### Information supplied ###

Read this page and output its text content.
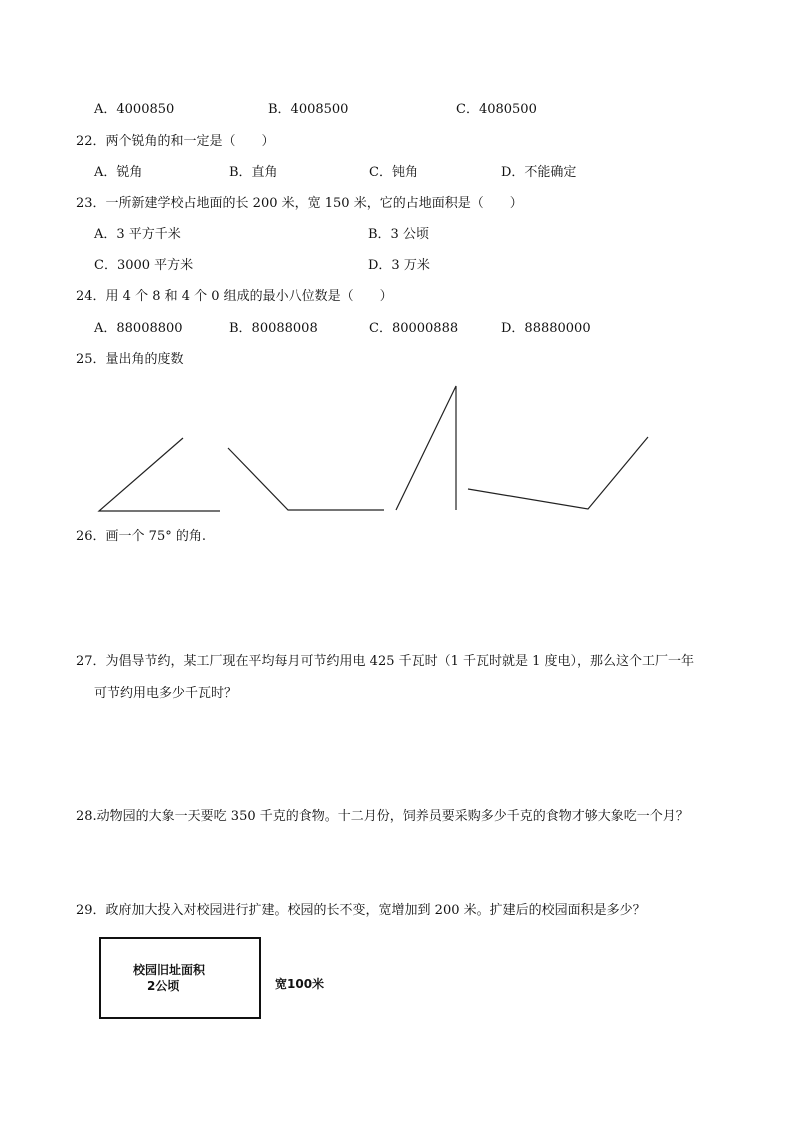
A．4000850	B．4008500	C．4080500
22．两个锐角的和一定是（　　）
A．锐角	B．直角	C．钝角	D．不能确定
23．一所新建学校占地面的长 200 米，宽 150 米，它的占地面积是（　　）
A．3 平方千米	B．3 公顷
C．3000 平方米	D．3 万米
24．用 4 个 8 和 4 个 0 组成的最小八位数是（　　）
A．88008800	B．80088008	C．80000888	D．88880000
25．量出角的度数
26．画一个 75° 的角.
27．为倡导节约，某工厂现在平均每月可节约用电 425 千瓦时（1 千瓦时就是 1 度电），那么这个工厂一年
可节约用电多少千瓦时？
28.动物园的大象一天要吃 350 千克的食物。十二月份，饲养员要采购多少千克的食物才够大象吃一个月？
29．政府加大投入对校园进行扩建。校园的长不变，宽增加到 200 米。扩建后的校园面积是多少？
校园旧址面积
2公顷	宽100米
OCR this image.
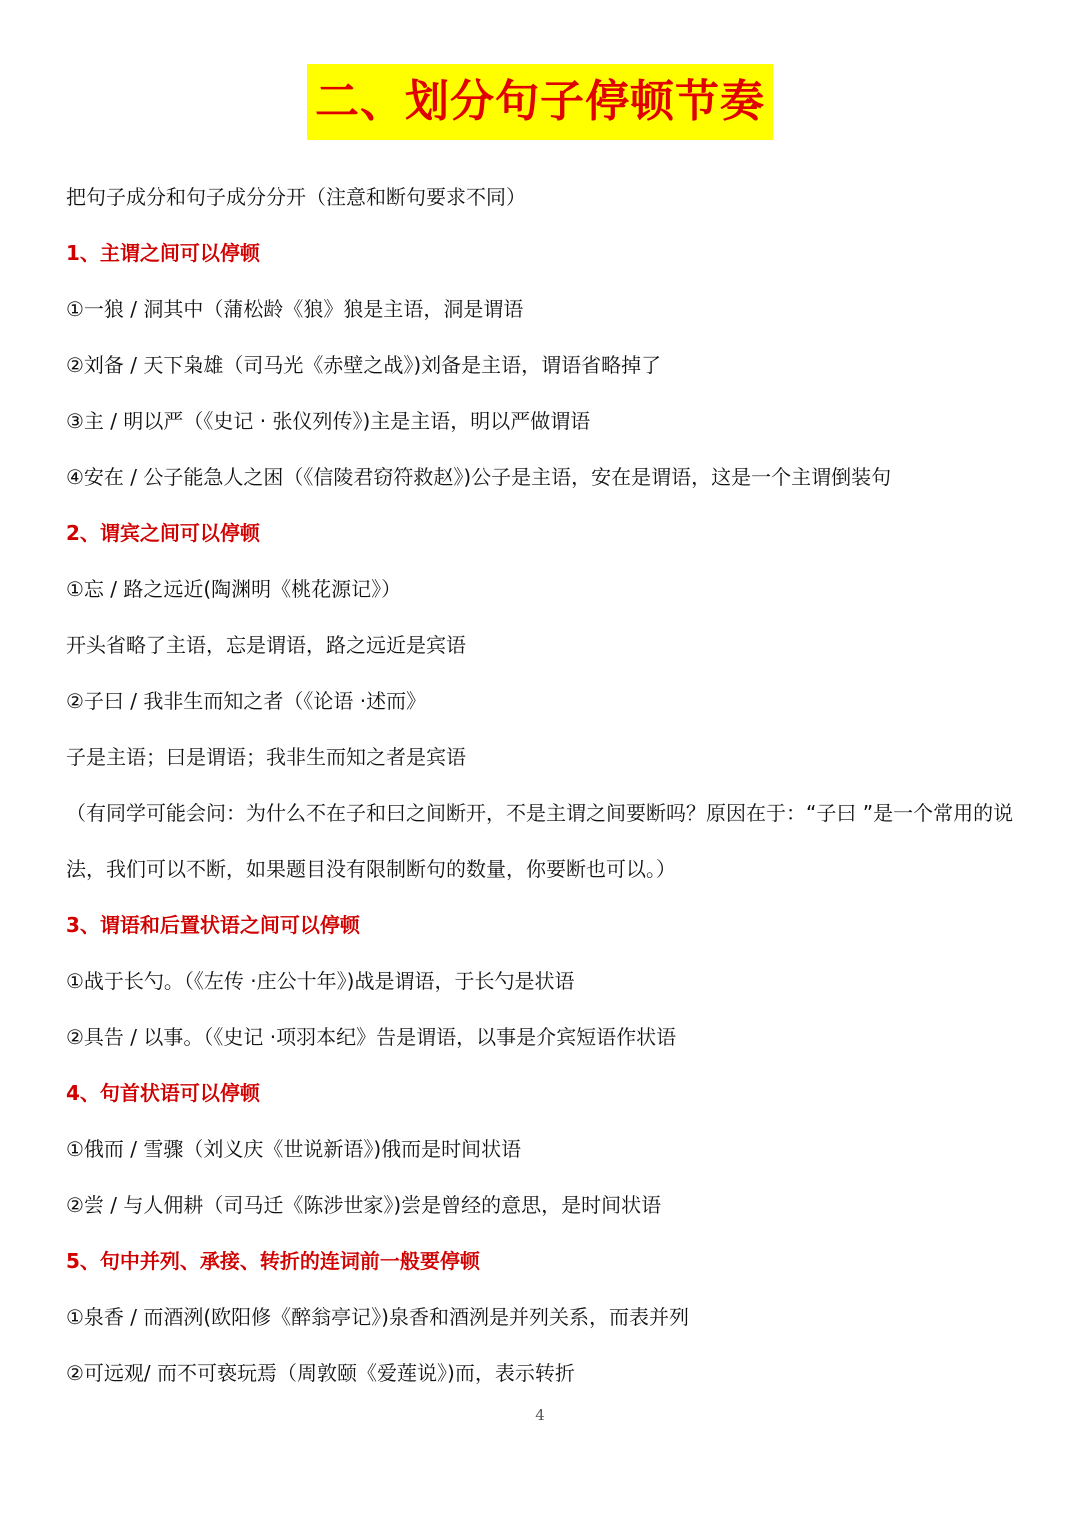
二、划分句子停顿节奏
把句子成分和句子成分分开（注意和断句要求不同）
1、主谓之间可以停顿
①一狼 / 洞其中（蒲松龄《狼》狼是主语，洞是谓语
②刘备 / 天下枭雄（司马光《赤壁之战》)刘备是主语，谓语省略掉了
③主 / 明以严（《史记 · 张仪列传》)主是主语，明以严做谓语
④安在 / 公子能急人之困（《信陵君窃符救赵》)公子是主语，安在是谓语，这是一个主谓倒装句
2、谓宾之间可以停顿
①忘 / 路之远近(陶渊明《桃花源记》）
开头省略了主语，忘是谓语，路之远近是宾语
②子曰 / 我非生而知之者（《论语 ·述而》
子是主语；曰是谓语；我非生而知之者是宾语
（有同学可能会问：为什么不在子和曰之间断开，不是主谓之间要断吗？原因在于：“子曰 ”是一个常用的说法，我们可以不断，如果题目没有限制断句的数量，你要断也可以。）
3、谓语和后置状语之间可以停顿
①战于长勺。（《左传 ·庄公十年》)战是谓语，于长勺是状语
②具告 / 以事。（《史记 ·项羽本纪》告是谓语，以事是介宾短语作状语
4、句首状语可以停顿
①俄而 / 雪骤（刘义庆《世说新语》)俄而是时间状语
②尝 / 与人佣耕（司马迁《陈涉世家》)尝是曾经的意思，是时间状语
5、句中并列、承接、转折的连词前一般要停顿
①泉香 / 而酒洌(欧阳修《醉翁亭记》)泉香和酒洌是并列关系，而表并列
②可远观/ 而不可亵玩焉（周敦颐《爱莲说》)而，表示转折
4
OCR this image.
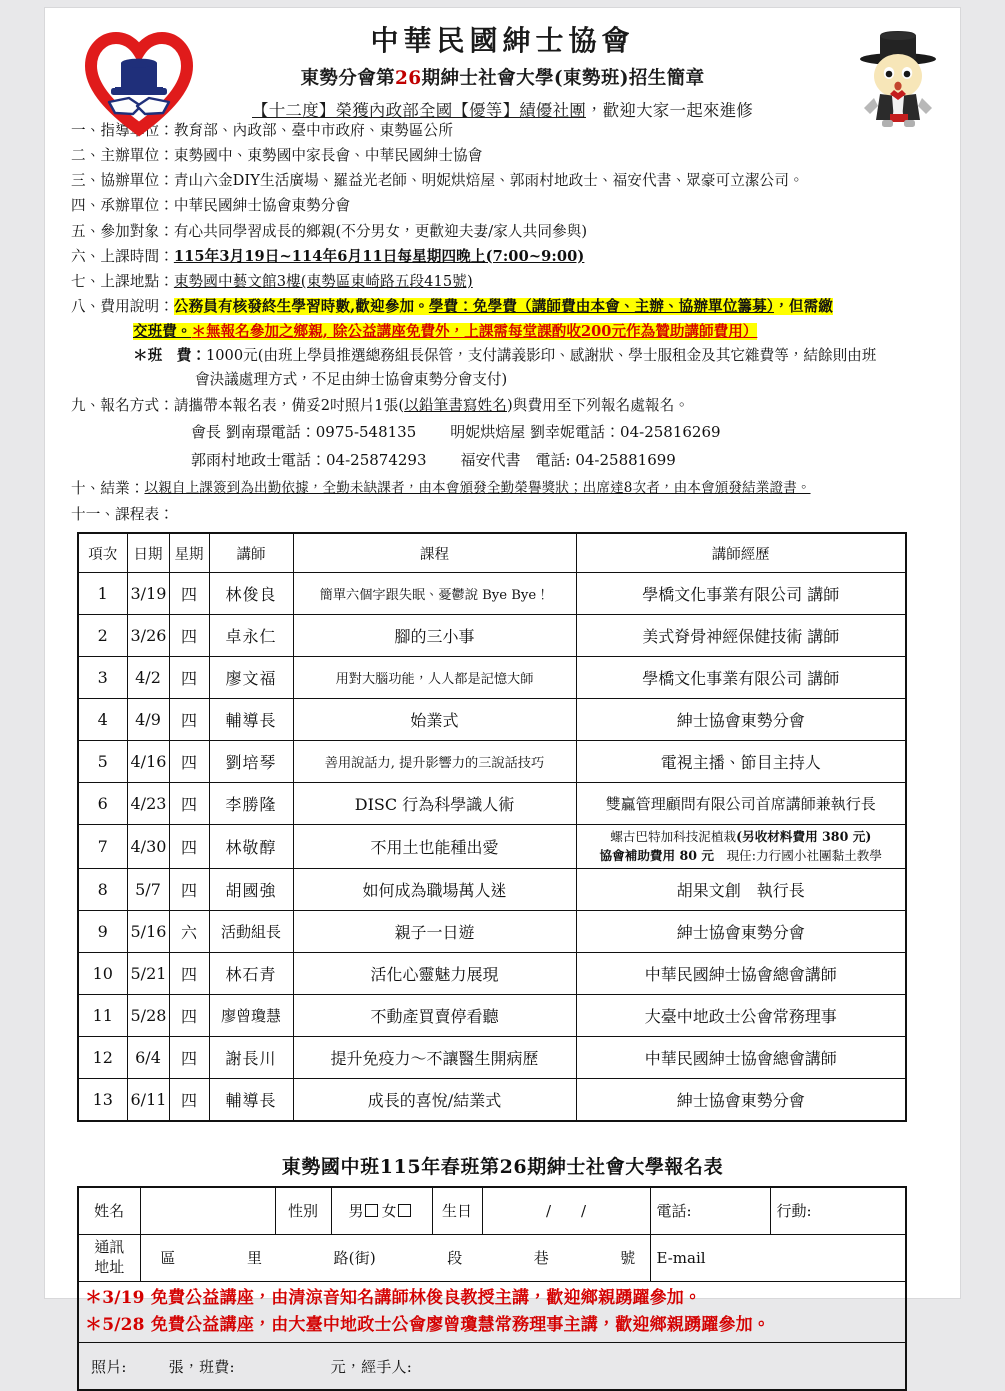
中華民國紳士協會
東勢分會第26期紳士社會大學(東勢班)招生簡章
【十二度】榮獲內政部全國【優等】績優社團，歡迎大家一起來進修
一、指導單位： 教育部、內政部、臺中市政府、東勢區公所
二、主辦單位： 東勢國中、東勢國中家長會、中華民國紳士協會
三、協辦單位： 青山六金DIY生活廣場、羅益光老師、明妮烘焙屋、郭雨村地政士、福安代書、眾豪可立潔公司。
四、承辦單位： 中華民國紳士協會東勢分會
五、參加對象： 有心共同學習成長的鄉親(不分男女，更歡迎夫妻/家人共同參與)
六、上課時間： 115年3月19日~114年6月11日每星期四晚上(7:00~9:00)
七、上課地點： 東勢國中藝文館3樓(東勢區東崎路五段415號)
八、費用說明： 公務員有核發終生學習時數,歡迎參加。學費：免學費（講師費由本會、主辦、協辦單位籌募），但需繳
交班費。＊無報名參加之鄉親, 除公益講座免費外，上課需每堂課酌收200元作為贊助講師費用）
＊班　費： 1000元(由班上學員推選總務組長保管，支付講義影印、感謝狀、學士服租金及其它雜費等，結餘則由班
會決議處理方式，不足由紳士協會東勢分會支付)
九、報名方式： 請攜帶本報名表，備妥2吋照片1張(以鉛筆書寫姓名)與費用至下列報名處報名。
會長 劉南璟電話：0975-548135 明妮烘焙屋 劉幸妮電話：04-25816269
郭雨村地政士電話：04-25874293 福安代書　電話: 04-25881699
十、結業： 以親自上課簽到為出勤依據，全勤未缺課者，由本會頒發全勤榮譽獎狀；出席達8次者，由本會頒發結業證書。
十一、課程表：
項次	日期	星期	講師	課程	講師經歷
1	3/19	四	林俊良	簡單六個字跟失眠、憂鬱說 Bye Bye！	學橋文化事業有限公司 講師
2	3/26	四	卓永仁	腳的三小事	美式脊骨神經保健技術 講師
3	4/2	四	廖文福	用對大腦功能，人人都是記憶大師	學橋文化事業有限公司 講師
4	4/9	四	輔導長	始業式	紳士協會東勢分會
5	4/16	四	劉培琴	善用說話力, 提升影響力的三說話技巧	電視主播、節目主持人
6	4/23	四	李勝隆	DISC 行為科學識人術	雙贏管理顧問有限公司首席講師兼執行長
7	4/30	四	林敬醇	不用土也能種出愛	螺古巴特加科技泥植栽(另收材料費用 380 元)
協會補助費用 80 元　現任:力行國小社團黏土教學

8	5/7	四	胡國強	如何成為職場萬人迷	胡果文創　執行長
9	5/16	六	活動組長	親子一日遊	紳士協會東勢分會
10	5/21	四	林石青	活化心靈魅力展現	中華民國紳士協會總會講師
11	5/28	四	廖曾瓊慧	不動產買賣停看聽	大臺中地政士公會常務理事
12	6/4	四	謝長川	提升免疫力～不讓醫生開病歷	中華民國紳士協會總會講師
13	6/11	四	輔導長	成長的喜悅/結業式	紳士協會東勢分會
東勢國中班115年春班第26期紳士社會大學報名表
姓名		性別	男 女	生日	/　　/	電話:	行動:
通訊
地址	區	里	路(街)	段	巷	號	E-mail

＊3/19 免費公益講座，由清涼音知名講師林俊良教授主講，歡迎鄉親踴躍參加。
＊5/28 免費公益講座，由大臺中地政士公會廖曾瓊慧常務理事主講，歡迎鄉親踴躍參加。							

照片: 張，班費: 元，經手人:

###

In the records above, find each line holding "免費公益講座" and copy it.

= Solution to the problem =
＊3/19 免費公益講座，由清涼音知名講師林俊良教授主講，歡迎鄉親踴躍參加。
＊5/28 免費公益講座，由大臺中地政士公會廖曾瓊慧常務理事主講，歡迎鄉親踴躍參加。							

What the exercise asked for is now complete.